Task instructions -
Reproduce every line of the items below character for character, omitting the pictures.

[Element and bounding-box listings]

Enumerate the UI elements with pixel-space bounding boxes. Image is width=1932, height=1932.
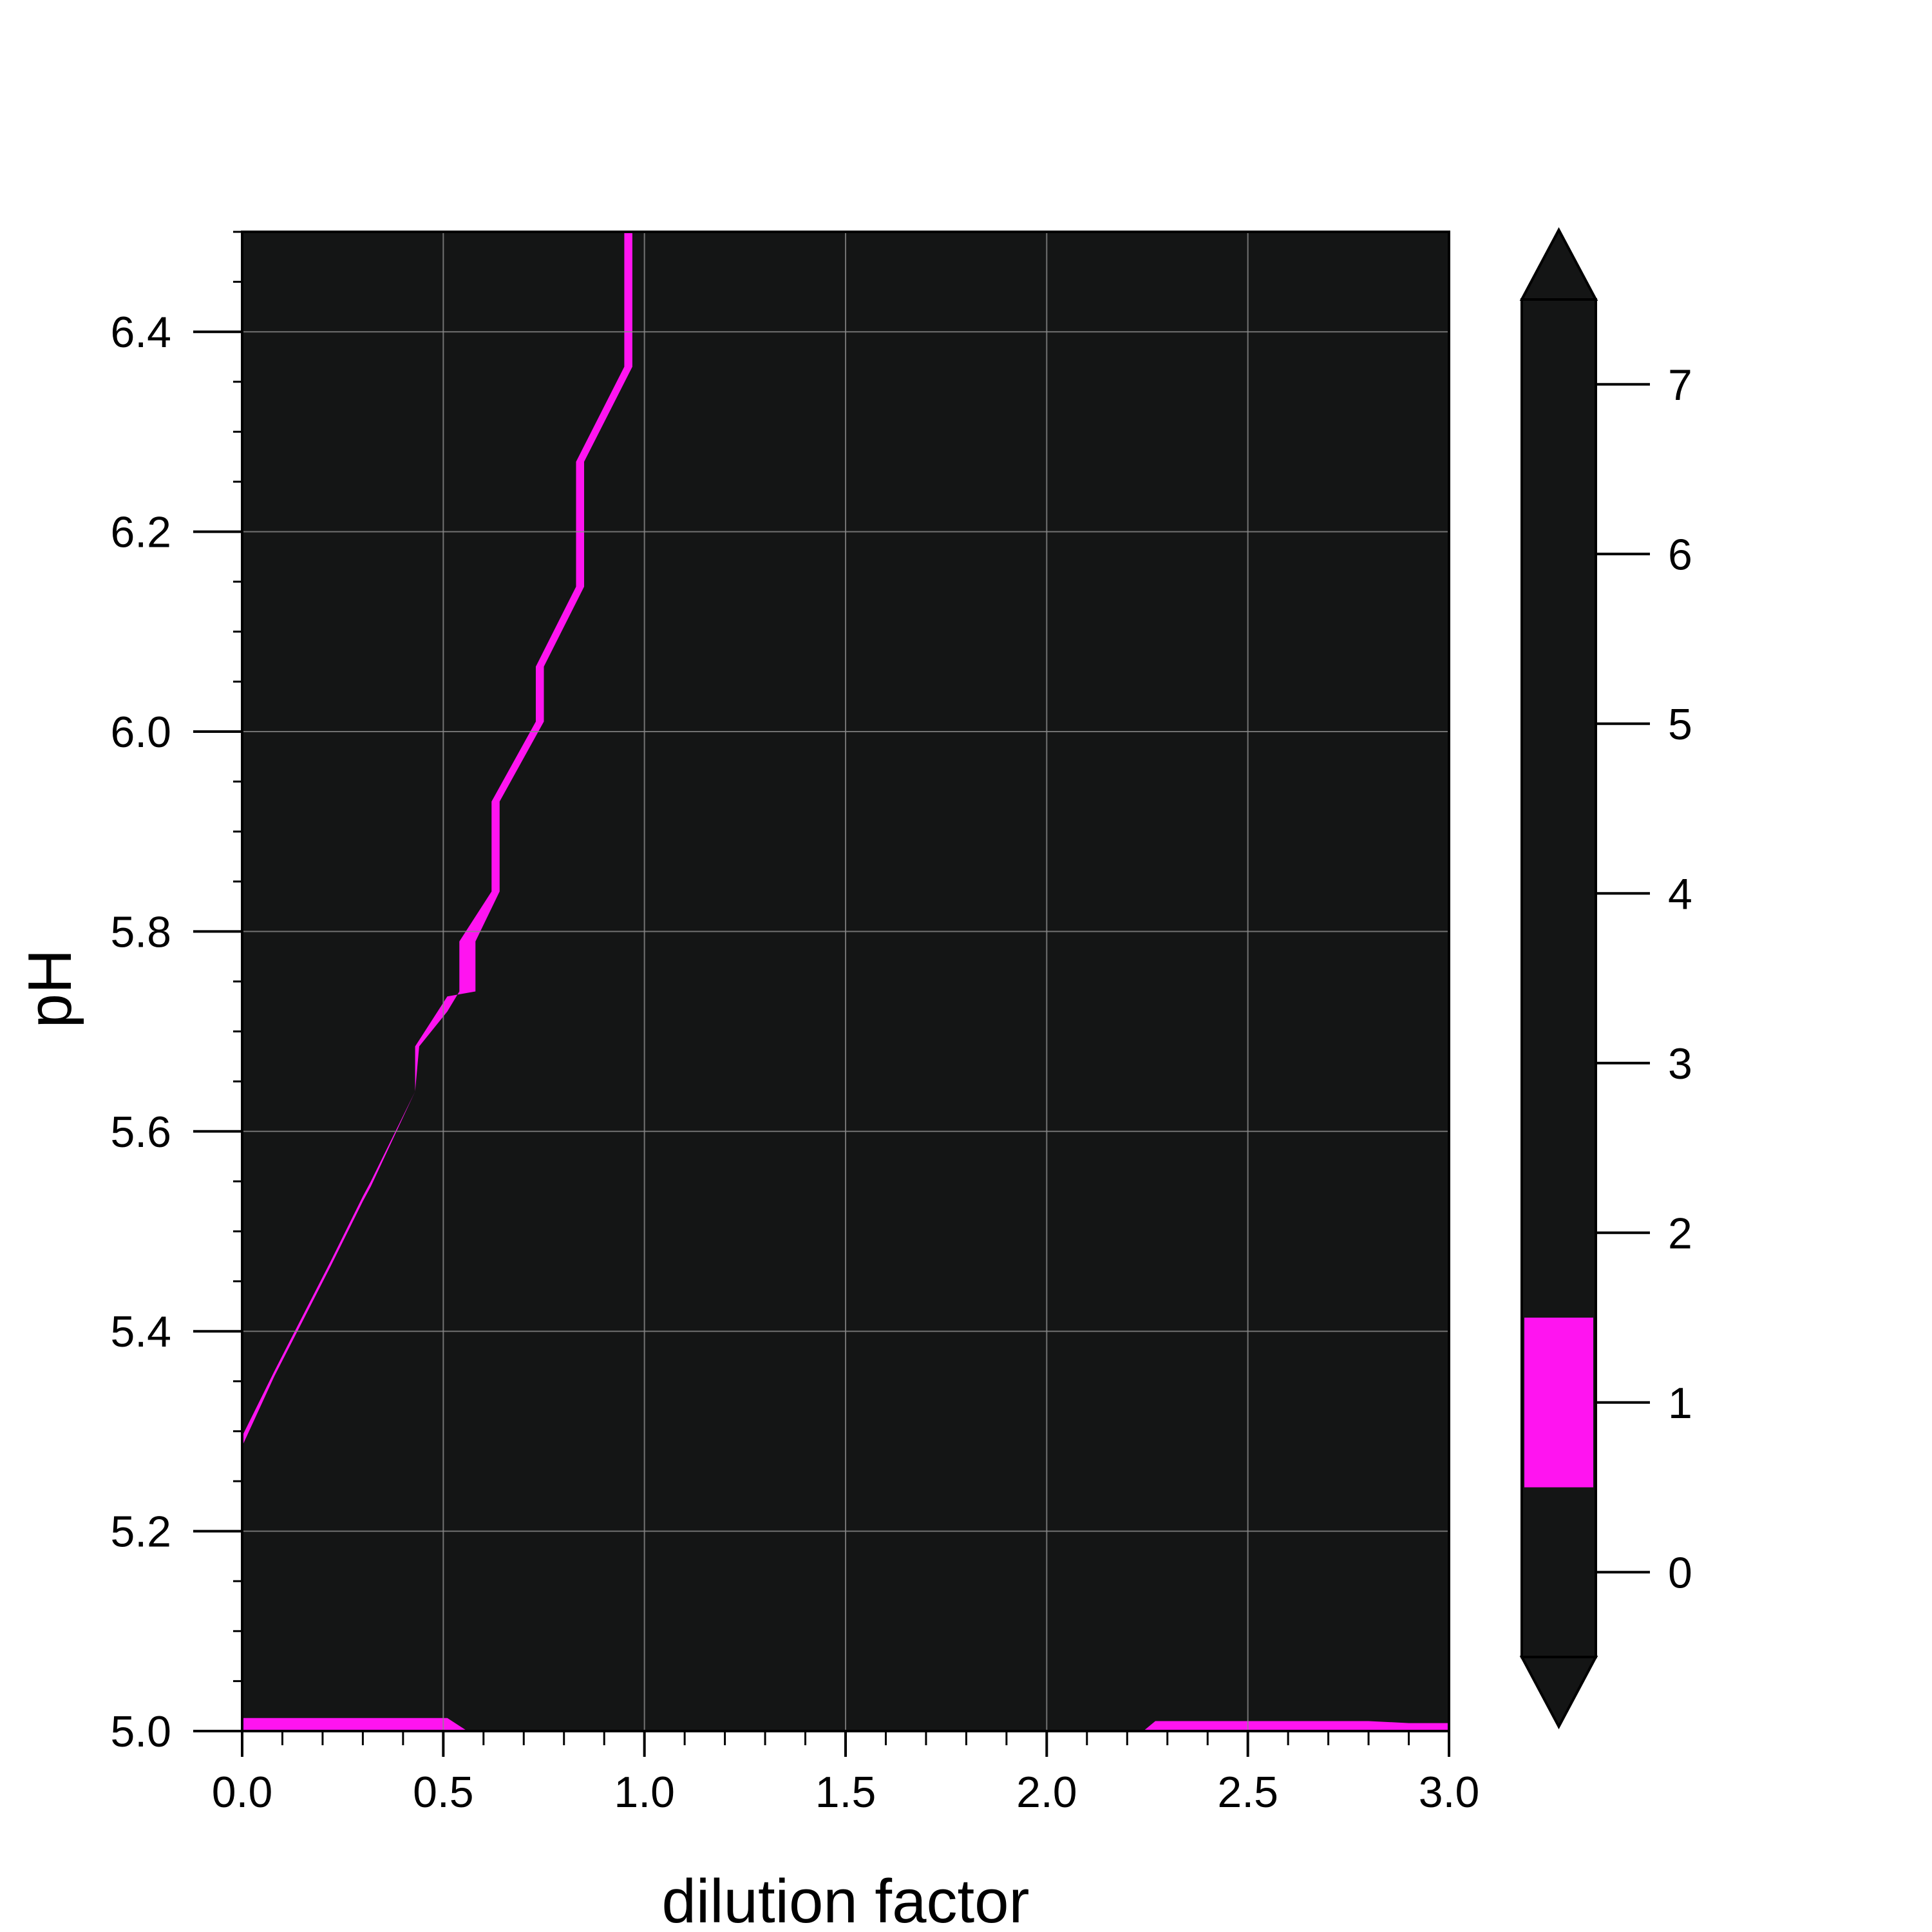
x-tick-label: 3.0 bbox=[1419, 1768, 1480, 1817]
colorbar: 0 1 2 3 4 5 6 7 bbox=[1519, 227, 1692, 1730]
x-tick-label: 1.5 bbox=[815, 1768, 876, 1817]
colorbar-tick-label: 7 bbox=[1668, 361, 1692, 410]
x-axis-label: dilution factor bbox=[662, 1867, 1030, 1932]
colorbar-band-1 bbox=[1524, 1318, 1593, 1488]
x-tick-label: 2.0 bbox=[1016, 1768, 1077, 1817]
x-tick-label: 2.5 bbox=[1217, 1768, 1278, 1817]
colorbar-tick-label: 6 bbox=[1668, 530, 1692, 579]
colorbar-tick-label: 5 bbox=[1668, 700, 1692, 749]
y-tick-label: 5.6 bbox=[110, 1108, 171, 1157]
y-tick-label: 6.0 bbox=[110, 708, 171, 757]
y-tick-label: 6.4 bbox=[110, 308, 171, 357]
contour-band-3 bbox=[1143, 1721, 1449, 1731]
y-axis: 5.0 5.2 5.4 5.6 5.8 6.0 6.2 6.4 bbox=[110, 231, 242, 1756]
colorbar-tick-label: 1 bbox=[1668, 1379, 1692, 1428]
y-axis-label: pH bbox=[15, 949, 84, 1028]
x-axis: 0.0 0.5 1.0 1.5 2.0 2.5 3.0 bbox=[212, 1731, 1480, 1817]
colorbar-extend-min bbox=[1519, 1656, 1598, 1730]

Result for this exercise -
Enumerate the UI elements with pixel-space bounding boxes. Image is width=1932, height=1932.
x-tick-label: 3.0 bbox=[1419, 1768, 1480, 1817]
colorbar: 0 1 2 3 4 5 6 7 bbox=[1519, 227, 1692, 1730]
x-tick-label: 1.5 bbox=[815, 1768, 876, 1817]
colorbar-tick-label: 7 bbox=[1668, 361, 1692, 410]
x-axis-label: dilution factor bbox=[662, 1867, 1030, 1932]
colorbar-band-1 bbox=[1524, 1318, 1593, 1488]
x-tick-label: 2.0 bbox=[1016, 1768, 1077, 1817]
x-tick-label: 2.5 bbox=[1217, 1768, 1278, 1817]
colorbar-tick-label: 6 bbox=[1668, 530, 1692, 579]
colorbar-tick-label: 5 bbox=[1668, 700, 1692, 749]
y-tick-label: 5.6 bbox=[110, 1108, 171, 1157]
y-tick-label: 6.0 bbox=[110, 708, 171, 757]
y-tick-label: 6.4 bbox=[110, 308, 171, 357]
contour-band-3 bbox=[1143, 1721, 1449, 1731]
y-axis: 5.0 5.2 5.4 5.6 5.8 6.0 6.2 6.4 bbox=[110, 231, 242, 1756]
colorbar-tick-label: 1 bbox=[1668, 1379, 1692, 1428]
y-axis-label: pH bbox=[15, 949, 84, 1028]
x-axis: 0.0 0.5 1.0 1.5 2.0 2.5 3.0 bbox=[212, 1731, 1480, 1817]
colorbar-extend-min bbox=[1519, 1656, 1598, 1730]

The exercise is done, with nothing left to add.